— start of Page extract —

According to a new book by serial entrepreneur and former race car driver Tom Panaggio, “The Risk Advantage: Embracing the Entrepreneur’s Unexpected Edge,” smart business owners embrace two essential risks to every opportunity—decision and change. First, they decide on a direction to jump, and then they make adjustments and innovations to keep going and growing.
 
In simple terms, the way you balance risk and opportunity is to look at both as two sides of the same coin. Obviously you are looking for the opportunity side to be bigger than the risk side. Great entrepreneurs have learned how to realistically assess and manage both sides of the coin in the following business opportunity and risk categories:
 
  1. Strategic. Visionary entrepreneurs tend to identify and map strategic new opportunities, rather than grow existing current ones, based on market insights emerging technology. The risks in new opportunities are usually not evident, so the challenge here is to reduce the probability that the assumed risks actually materialize and to improve the company’s ability to manage or contain the risk events, should they occur.
  2. Financial. Both risks and opportunities in this area can arise from many aspects of your startup, before and after product development. First you need to assess the risks and value of investor funding and carrying debt. Then you walk the delicate balance between burn rates, revenue flows versus expenses, investment in marketing, and employees.
  3. Operational. Once a business is operational, the opportunity can be maximized, and risk managed through best-of-breed processes, and a rules-based control model. Examples are the risks from employees’ unauthorized, illegal, unethical, or inappropriate actions and the risks from breakdowns in routine processes.

— end of Page extract —
— start of Stored rows —

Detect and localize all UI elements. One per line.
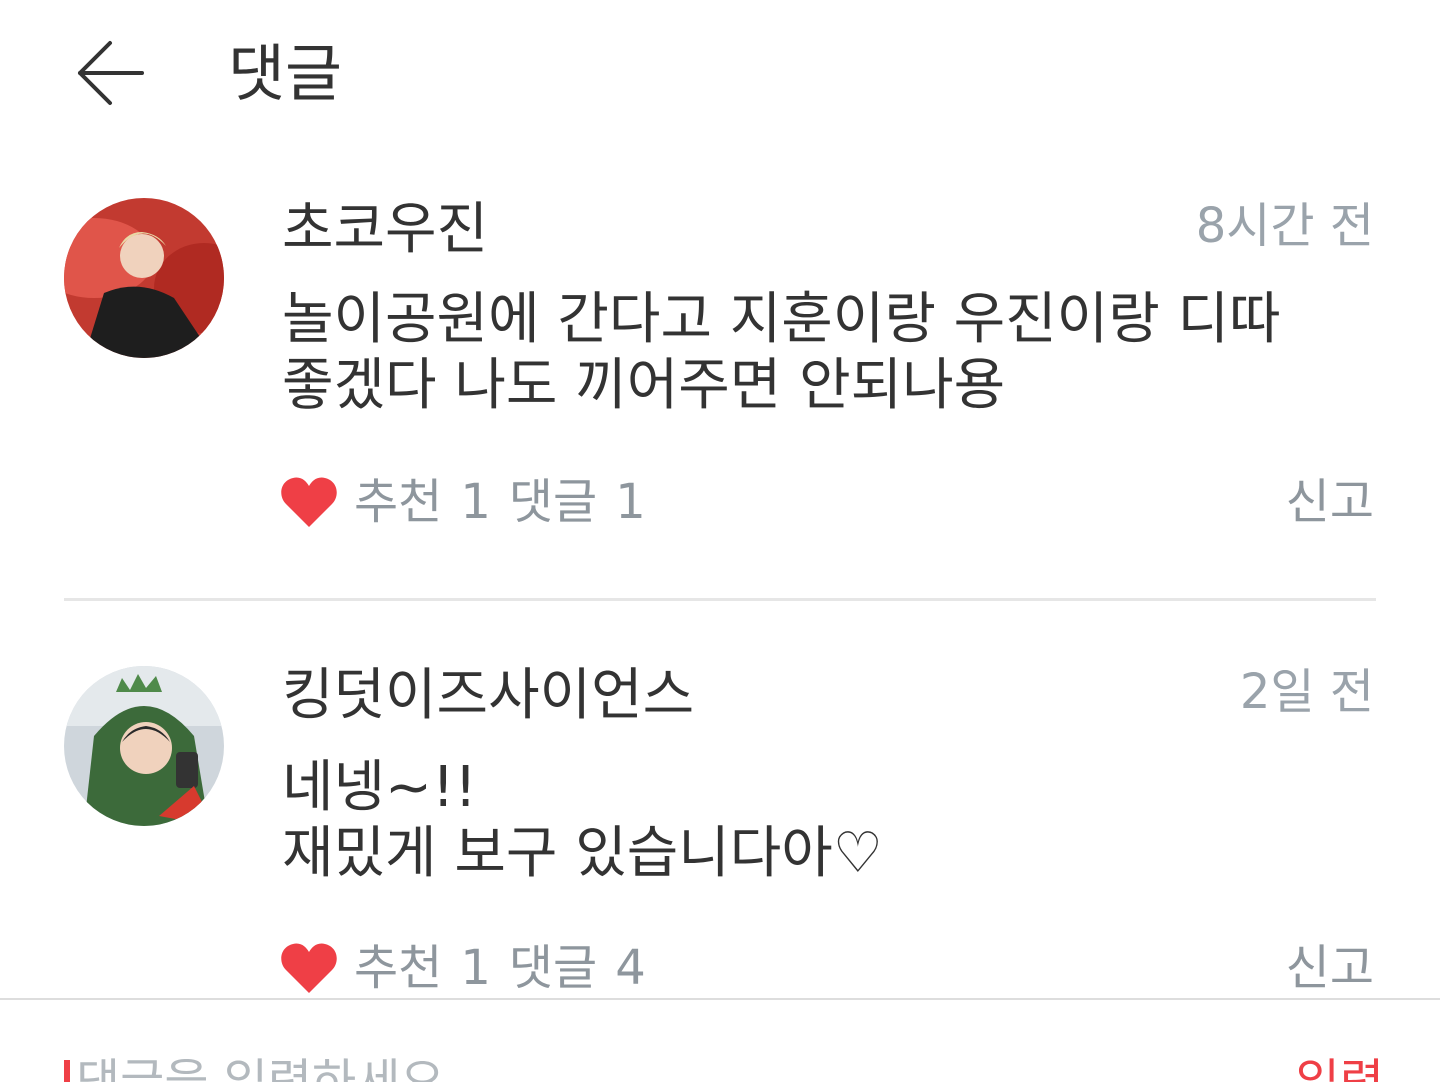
comment-actions: 추천 1 댓글 1 [280, 470, 664, 534]
comment-body-line: 좋겠다 나도 끼어주면 안되나용 [282, 353, 1006, 418]
likes-count: 1 [460, 474, 491, 530]
comment-body-line: 놀이공원에 간다고 지훈이랑 우진이랑 디따 [282, 287, 1281, 352]
comment-actions: 추천 1 댓글 4 [280, 936, 664, 1000]
heart-icon[interactable] [280, 941, 338, 995]
comment-input[interactable] [70, 1052, 1182, 1082]
submit-button[interactable]: 입력 [1296, 1052, 1384, 1082]
likes-label: 추천 [354, 940, 443, 996]
comment-composer: 입력 [0, 998, 1440, 1082]
arrow-left-icon [78, 41, 144, 105]
report-button[interactable]: 신고 [1286, 938, 1374, 998]
header: 댓글 [0, 0, 1440, 150]
likes-label: 추천 [354, 474, 443, 530]
replies-count[interactable]: 1 [615, 472, 646, 532]
likes-count: 1 [460, 940, 491, 996]
comment-body-line: 재밌게 보구 있습니다아♡ [282, 821, 884, 886]
comment-timestamp: 8시간 전 [1195, 198, 1374, 254]
comment-author[interactable]: 킹덧이즈사이언스 [282, 664, 694, 728]
avatar[interactable] [64, 198, 224, 358]
divider [64, 598, 1376, 601]
replies-button[interactable]: 댓글 [509, 938, 597, 998]
comment-timestamp: 2일 전 [1239, 664, 1374, 720]
replies-count[interactable]: 4 [615, 938, 646, 998]
avatar[interactable] [64, 666, 224, 826]
comment-body-line: 네넹~!! [282, 755, 477, 820]
replies-button[interactable]: 댓글 [509, 472, 597, 532]
report-button[interactable]: 신고 [1286, 472, 1374, 532]
page-title: 댓글 [228, 37, 343, 110]
comment-author[interactable]: 초코우진 [282, 198, 488, 262]
back-button[interactable] [70, 36, 150, 112]
heart-icon[interactable] [280, 475, 338, 529]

— end of Stored rows —

**What to do:**
1. Please explain, in one to three sentences, why the passage on risk and opportunity says the strategic challenge is to reduce the probability that assumed risks actually materialize.
2. In the passage on risk and opportunity, what two essential risks do smart business owners embrace?
You won't need the data to do this work.

**Outputs for the tasks:**
1. The passage says the risks in new strategic opportunities are usually not evident. For that reason, the challenge is to lower the chance that the assumed risks materialize and to improve the company's ability to manage or contain risk events if they occur.

2. Decision and change.